Below are the records; pull every line that includes "marker".

**********

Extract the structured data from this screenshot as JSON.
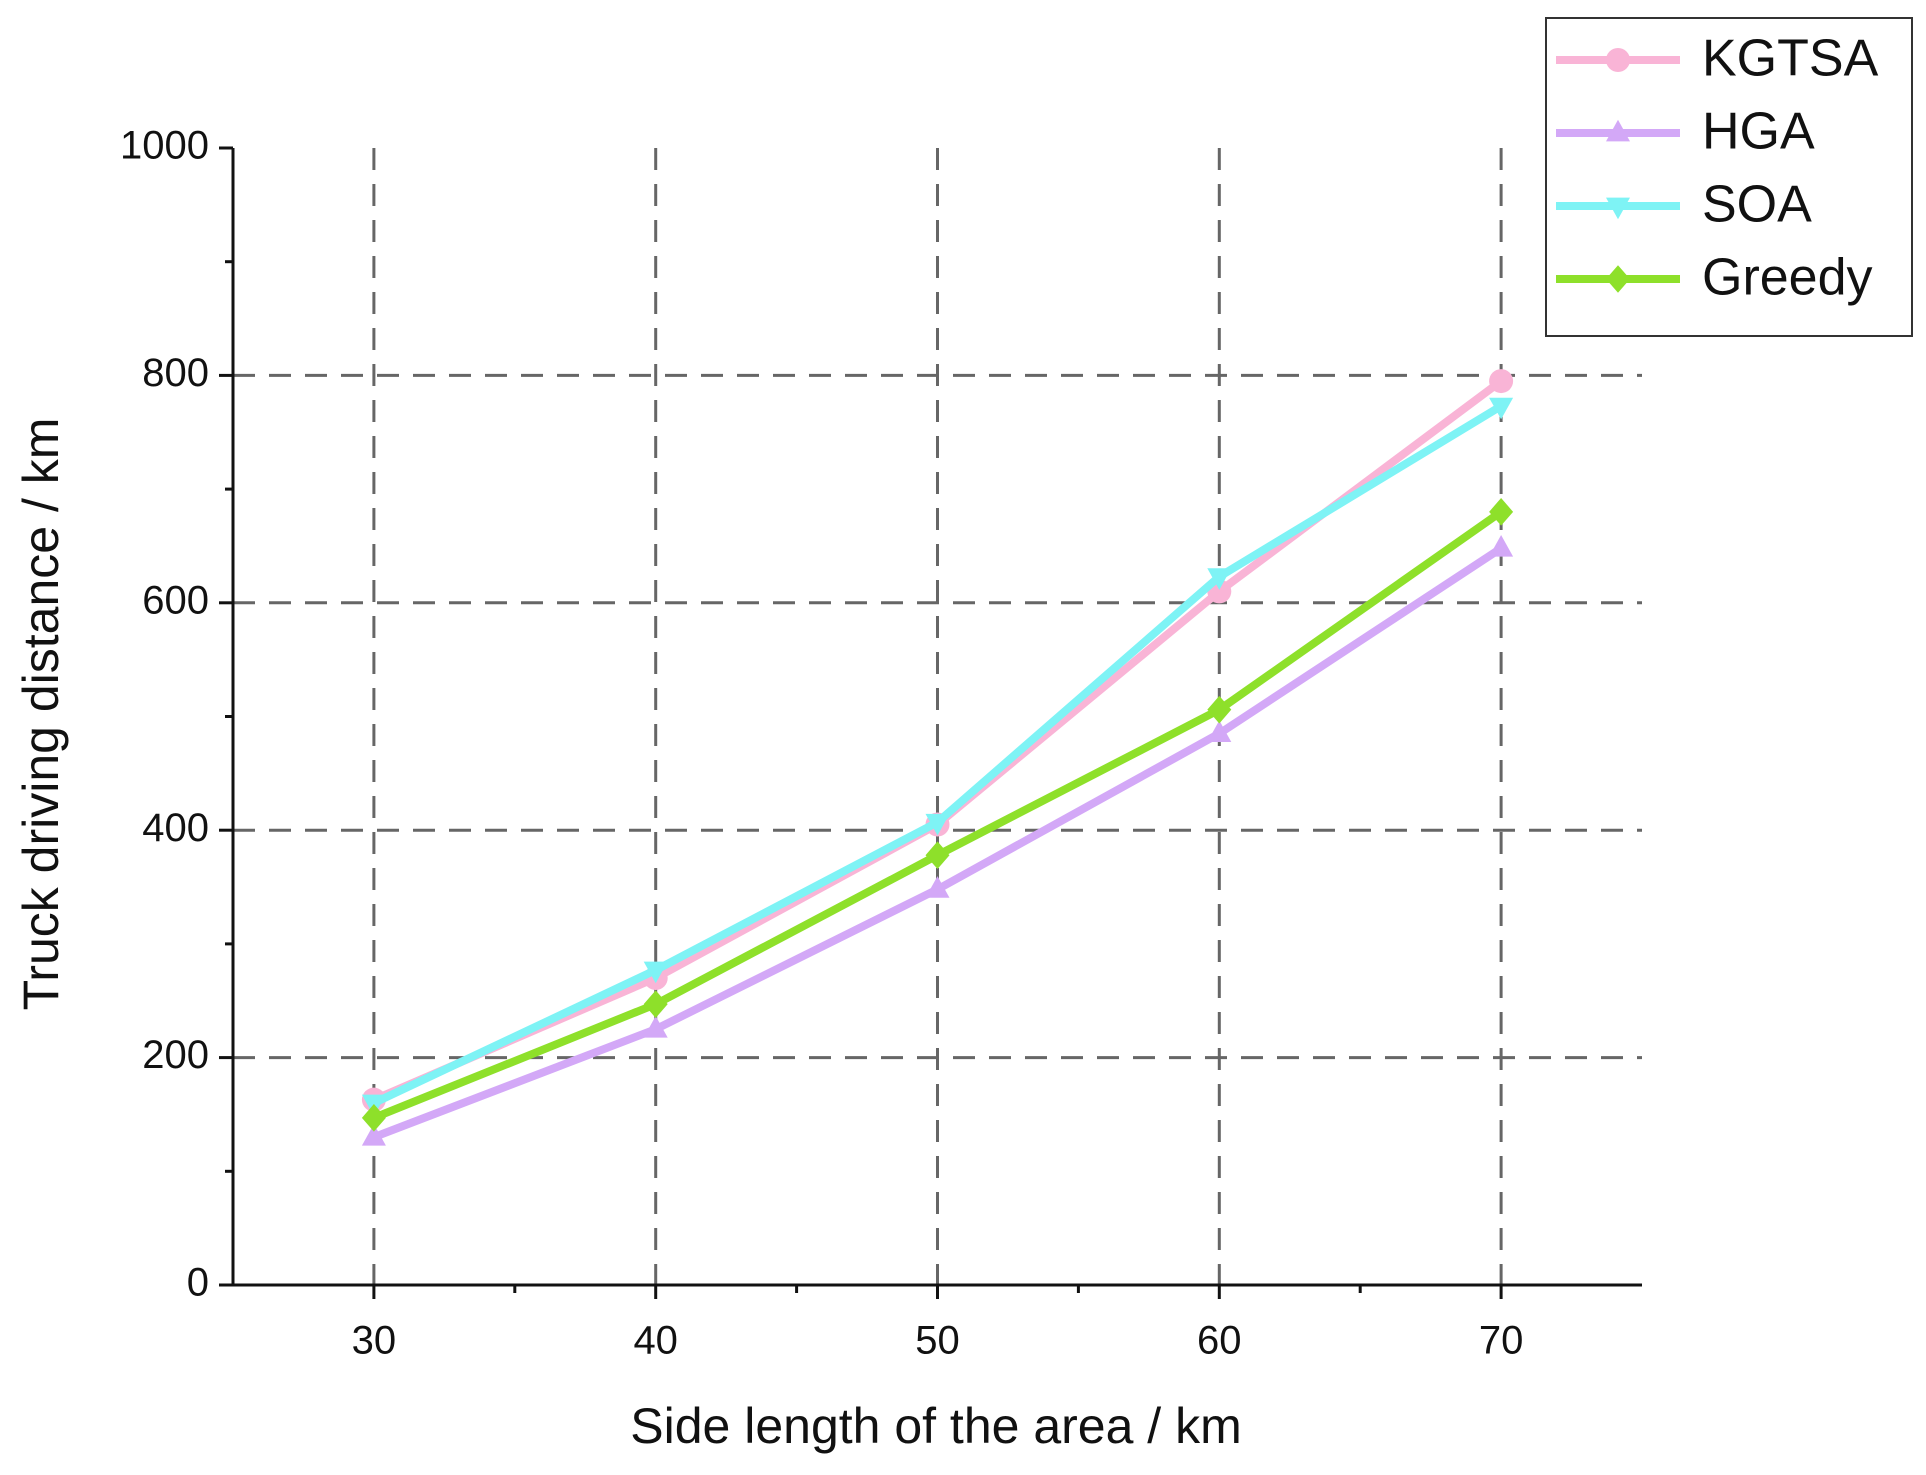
{
  "chart_data": {
    "type": "line",
    "x_label": "Side length of the area / km",
    "y_label": "Truck driving distance / km",
    "x": [
      30,
      40,
      50,
      60,
      70
    ],
    "series": [
      {
        "name": "KGTSA",
        "color": "#f9b4d6",
        "marker": "circle",
        "values": [
          163,
          270,
          405,
          610,
          795
        ]
      },
      {
        "name": "HGA",
        "color": "#d3a8f7",
        "marker": "triangle-up",
        "values": [
          130,
          225,
          348,
          485,
          648
        ]
      },
      {
        "name": "SOA",
        "color": "#7ef3f5",
        "marker": "triangle-down",
        "values": [
          160,
          277,
          407,
          623,
          773
        ]
      },
      {
        "name": "Greedy",
        "color": "#8ee02a",
        "marker": "diamond",
        "values": [
          147,
          247,
          378,
          506,
          680
        ]
      }
    ],
    "xlim": [
      25,
      75
    ],
    "xticks": [
      30,
      40,
      50,
      60,
      70
    ],
    "ylim": [
      0,
      1000
    ],
    "yticks": [
      0,
      200,
      400,
      600,
      800,
      1000
    ],
    "grid": true,
    "legend": "top-right"
  }
}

**********

[Exercise output]
        "marker": "circle",
        "marker": "triangle-up",
        "marker": "triangle-down",
        "marker": "diamond",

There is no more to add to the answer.